Start

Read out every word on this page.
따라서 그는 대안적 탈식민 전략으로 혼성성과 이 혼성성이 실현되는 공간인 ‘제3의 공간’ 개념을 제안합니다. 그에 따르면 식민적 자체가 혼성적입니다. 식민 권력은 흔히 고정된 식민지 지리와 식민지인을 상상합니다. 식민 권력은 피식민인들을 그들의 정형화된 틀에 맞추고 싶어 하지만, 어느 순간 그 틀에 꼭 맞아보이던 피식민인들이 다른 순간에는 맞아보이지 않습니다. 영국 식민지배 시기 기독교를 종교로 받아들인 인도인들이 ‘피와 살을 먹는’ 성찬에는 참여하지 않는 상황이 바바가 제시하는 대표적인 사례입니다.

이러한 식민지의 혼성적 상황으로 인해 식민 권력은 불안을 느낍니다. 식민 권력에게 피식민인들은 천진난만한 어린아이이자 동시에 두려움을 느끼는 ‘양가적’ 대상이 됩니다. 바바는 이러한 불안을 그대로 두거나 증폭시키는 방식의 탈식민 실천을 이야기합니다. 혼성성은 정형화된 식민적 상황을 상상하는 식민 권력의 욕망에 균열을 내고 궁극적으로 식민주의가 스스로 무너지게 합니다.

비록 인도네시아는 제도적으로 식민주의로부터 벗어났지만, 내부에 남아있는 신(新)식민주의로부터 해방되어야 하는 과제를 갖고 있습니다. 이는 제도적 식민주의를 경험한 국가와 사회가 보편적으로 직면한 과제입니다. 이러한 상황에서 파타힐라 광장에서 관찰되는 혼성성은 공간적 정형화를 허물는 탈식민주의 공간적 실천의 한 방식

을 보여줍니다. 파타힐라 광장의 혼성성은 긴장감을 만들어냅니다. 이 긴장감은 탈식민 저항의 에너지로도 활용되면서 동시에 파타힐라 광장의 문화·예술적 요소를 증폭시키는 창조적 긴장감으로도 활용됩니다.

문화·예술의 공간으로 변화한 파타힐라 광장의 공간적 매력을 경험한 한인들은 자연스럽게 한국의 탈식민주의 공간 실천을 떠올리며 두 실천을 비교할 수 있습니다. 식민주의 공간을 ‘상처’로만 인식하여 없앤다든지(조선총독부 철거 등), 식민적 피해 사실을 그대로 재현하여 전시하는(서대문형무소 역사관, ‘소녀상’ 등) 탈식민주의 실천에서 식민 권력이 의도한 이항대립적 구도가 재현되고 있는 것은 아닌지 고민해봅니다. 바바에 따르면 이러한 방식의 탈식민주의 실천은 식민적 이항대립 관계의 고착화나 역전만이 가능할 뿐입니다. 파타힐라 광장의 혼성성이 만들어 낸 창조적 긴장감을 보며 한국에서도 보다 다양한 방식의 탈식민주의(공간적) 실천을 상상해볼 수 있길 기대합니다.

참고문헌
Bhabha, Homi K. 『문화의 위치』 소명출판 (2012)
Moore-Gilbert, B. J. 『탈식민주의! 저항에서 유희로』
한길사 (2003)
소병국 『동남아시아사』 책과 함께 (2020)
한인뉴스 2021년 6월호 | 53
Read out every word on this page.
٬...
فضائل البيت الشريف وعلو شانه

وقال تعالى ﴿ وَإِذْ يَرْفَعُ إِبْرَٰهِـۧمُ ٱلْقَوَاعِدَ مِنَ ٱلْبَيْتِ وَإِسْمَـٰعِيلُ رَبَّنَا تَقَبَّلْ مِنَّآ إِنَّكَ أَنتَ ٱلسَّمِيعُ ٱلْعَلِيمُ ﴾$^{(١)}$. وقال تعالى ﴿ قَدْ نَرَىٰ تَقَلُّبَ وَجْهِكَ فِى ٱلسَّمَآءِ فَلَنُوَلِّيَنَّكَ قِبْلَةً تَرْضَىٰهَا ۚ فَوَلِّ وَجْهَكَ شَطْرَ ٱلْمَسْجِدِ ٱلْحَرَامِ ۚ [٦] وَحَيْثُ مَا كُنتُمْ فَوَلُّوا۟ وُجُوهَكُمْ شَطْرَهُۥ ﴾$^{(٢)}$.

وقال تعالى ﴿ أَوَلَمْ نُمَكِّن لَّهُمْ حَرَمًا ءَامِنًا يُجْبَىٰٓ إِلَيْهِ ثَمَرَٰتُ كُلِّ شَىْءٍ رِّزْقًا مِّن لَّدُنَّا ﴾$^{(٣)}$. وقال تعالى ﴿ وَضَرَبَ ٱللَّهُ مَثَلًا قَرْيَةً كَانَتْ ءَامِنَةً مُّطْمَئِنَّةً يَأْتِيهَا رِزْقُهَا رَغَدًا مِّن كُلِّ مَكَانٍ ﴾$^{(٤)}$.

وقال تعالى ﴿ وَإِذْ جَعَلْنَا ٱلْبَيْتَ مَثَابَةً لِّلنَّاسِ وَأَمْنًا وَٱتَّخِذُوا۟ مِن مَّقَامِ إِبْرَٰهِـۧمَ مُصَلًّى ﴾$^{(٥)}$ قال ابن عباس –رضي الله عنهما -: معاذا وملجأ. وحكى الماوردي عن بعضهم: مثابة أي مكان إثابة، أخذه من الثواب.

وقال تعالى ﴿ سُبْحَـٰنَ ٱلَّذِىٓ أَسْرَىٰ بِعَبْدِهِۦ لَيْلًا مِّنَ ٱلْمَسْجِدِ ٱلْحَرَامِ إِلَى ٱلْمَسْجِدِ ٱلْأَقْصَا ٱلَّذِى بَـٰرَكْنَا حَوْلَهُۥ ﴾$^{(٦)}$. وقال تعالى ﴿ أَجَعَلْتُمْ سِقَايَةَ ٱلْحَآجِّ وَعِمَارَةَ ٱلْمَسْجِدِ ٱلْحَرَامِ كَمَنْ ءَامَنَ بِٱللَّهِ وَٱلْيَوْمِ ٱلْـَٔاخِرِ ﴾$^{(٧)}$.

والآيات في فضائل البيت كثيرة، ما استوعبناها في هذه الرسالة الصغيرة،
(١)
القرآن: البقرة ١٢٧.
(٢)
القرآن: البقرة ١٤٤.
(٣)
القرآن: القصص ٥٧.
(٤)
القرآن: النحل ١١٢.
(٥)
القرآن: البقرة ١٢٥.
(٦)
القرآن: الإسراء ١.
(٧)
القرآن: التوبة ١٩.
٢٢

End

*Job*:
Output the entries exactly.

*Reply*:
Read out every word on this page.
따라서 그는 대안적 탈식민 전략으로 혼성성과 이 혼성성이 실현되는 공간인 ‘제3의 공간’ 개념을 제안합니다. 그에 따르면 식민적 자체가 혼성적입니다. 식민 권력은 흔히 고정된 식민지 지리와 식민지인을 상상합니다. 식민 권력은 피식민인들을 그들의 정형화된 틀에 맞추고 싶어 하지만, 어느 순간 그 틀에 꼭 맞아보이던 피식민인들이 다른 순간에는 맞아보이지 않습니다. 영국 식민지배 시기 기독교를 종교로 받아들인 인도인들이 ‘피와 살을 먹는’ 성찬에는 참여하지 않는 상황이 바바가 제시하는 대표적인 사례입니다.

이러한 식민지의 혼성적 상황으로 인해 식민 권력은 불안을 느낍니다. 식민 권력에게 피식민인들은 천진난만한 어린아이이자 동시에 두려움을 느끼는 ‘양가적’ 대상이 됩니다. 바바는 이러한 불안을 그대로 두거나 증폭시키는 방식의 탈식민 실천을 이야기합니다. 혼성성은 정형화된 식민적 상황을 상상하는 식민 권력의 욕망에 균열을 내고 궁극적으로 식민주의가 스스로 무너지게 합니다.

비록 인도네시아는 제도적으로 식민주의로부터 벗어났지만, 내부에 남아있는 신(新)식민주의로부터 해방되어야 하는 과제를 갖고 있습니다. 이는 제도적 식민주의를 경험한 국가와 사회가 보편적으로 직면한 과제입니다. 이러한 상황에서 파타힐라 광장에서 관찰되는 혼성성은 공간적 정형화를 허물는 탈식민주의 공간적 실천의 한 방식

을 보여줍니다. 파타힐라 광장의 혼성성은 긴장감을 만들어냅니다. 이 긴장감은 탈식민 저항의 에너지로도 활용되면서 동시에 파타힐라 광장의 문화·예술적 요소를 증폭시키는 창조적 긴장감으로도 활용됩니다.

문화·예술의 공간으로 변화한 파타힐라 광장의 공간적 매력을 경험한 한인들은 자연스럽게 한국의 탈식민주의 공간 실천을 떠올리며 두 실천을 비교할 수 있습니다. 식민주의 공간을 ‘상처’로만 인식하여 없앤다든지(조선총독부 철거 등), 식민적 피해 사실을 그대로 재현하여 전시하는(서대문형무소 역사관, ‘소녀상’ 등) 탈식민주의 실천에서 식민 권력이 의도한 이항대립적 구도가 재현되고 있는 것은 아닌지 고민해봅니다. 바바에 따르면 이러한 방식의 탈식민주의 실천은 식민적 이항대립 관계의 고착화나 역전만이 가능할 뿐입니다. 파타힐라 광장의 혼성성이 만들어 낸 창조적 긴장감을 보며 한국에서도 보다 다양한 방식의 탈식민주의(공간적) 실천을 상상해볼 수 있길 기대합니다.

참고문헌
Bhabha, Homi K. 『문화의 위치』 소명출판 (2012)
Moore-Gilbert, B. J. 『탈식민주의! 저항에서 유희로』
한길사 (2003)
소병국 『동남아시아사』 책과 함께 (2020)
한인뉴스 2021년 6월호 | 53
Read out every word on this page.
٬...
فضائل البيت الشريف وعلو شانه

وقال تعالى ﴿ وَإِذْ يَرْفَعُ إِبْرَٰهِـۧمُ ٱلْقَوَاعِدَ مِنَ ٱلْبَيْتِ وَإِسْمَـٰعِيلُ رَبَّنَا تَقَبَّلْ مِنَّآ إِنَّكَ أَنتَ ٱلسَّمِيعُ ٱلْعَلِيمُ ﴾$^{(١)}$. وقال تعالى ﴿ قَدْ نَرَىٰ تَقَلُّبَ وَجْهِكَ فِى ٱلسَّمَآءِ فَلَنُوَلِّيَنَّكَ قِبْلَةً تَرْضَىٰهَا ۚ فَوَلِّ وَجْهَكَ شَطْرَ ٱلْمَسْجِدِ ٱلْحَرَامِ ۚ [٦] وَحَيْثُ مَا كُنتُمْ فَوَلُّوا۟ وُجُوهَكُمْ شَطْرَهُۥ ﴾$^{(٢)}$.

وقال تعالى ﴿ أَوَلَمْ نُمَكِّن لَّهُمْ حَرَمًا ءَامِنًا يُجْبَىٰٓ إِلَيْهِ ثَمَرَٰتُ كُلِّ شَىْءٍ رِّزْقًا مِّن لَّدُنَّا ﴾$^{(٣)}$. وقال تعالى ﴿ وَضَرَبَ ٱللَّهُ مَثَلًا قَرْيَةً كَانَتْ ءَامِنَةً مُّطْمَئِنَّةً يَأْتِيهَا رِزْقُهَا رَغَدًا مِّن كُلِّ مَكَانٍ ﴾$^{(٤)}$.

وقال تعالى ﴿ وَإِذْ جَعَلْنَا ٱلْبَيْتَ مَثَابَةً لِّلنَّاسِ وَأَمْنًا وَٱتَّخِذُوا۟ مِن مَّقَامِ إِبْرَٰهِـۧمَ مُصَلًّى ﴾$^{(٥)}$ قال ابن عباس –رضي الله عنهما -: معاذا وملجأ. وحكى الماوردي عن بعضهم: مثابة أي مكان إثابة، أخذه من الثواب.

وقال تعالى ﴿ سُبْحَـٰنَ ٱلَّذِىٓ أَسْرَىٰ بِعَبْدِهِۦ لَيْلًا مِّنَ ٱلْمَسْجِدِ ٱلْحَرَامِ إِلَى ٱلْمَسْجِدِ ٱلْأَقْصَا ٱلَّذِى بَـٰرَكْنَا حَوْلَهُۥ ﴾$^{(٦)}$. وقال تعالى ﴿ أَجَعَلْتُمْ سِقَايَةَ ٱلْحَآجِّ وَعِمَارَةَ ٱلْمَسْجِدِ ٱلْحَرَامِ كَمَنْ ءَامَنَ بِٱللَّهِ وَٱلْيَوْمِ ٱلْـَٔاخِرِ ﴾$^{(٧)}$.

والآيات في فضائل البيت كثيرة، ما استوعبناها في هذه الرسالة الصغيرة،
(١)
القرآن: البقرة ١٢٧.
(٢)
القرآن: البقرة ١٤٤.
(٣)
القرآن: القصص ٥٧.
(٤)
القرآن: النحل ١١٢.
(٥)
القرآن: البقرة ١٢٥.
(٦)
القرآن: الإسراء ١.
(٧)
القرآن: التوبة ١٩.
٢٢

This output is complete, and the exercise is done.